EXERCISE AIM — Go through the listing below and list every line with "Wind".
— start EXERCISE DATA —
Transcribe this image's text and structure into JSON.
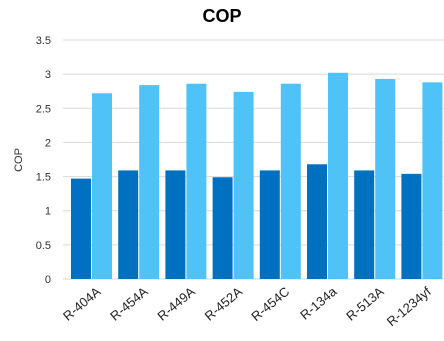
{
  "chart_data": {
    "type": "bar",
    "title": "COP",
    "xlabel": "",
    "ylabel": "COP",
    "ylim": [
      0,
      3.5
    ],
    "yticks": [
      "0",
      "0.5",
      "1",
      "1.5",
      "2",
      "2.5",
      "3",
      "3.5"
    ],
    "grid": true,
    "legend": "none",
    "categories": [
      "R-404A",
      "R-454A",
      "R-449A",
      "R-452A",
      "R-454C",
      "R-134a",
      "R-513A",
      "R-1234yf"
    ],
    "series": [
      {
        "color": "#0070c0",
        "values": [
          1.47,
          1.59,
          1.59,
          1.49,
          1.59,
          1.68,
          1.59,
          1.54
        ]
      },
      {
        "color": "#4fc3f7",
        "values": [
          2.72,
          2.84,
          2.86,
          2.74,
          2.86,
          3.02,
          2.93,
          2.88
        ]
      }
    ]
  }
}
— end EXERCISE DATA —
— start EXERCISE DATA —
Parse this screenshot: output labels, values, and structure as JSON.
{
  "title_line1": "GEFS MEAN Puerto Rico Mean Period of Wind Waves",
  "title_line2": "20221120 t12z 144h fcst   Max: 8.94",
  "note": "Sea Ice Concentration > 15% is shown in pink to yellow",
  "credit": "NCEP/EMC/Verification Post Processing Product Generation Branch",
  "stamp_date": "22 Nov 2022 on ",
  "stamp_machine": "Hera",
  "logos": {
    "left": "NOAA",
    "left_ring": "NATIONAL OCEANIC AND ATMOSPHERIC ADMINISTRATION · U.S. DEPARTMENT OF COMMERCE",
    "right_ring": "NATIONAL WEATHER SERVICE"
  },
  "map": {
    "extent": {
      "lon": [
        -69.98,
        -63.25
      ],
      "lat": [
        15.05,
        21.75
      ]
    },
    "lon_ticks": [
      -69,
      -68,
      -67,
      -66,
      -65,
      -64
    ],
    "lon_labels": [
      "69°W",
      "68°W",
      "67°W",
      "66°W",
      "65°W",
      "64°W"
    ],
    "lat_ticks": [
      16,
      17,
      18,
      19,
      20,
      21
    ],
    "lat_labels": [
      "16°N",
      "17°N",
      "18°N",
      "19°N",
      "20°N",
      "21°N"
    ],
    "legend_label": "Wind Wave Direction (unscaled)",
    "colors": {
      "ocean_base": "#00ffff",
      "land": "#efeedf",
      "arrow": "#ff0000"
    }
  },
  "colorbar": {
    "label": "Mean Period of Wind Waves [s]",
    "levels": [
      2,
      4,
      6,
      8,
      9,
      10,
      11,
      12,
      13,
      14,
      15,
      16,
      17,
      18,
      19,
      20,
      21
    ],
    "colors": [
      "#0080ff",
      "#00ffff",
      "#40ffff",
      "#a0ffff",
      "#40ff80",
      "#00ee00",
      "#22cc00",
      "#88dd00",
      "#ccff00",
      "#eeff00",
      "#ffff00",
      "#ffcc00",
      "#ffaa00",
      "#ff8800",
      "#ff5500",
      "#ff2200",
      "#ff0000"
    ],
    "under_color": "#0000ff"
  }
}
— end EXERCISE DATA —
COMPLETED EXERCISE —
  "title_line1": "GEFS MEAN Puerto Rico Mean Period of Wind Waves",
    "legend_label": "Wind Wave Direction (unscaled)",
    "label": "Mean Period of Wind Waves [s]",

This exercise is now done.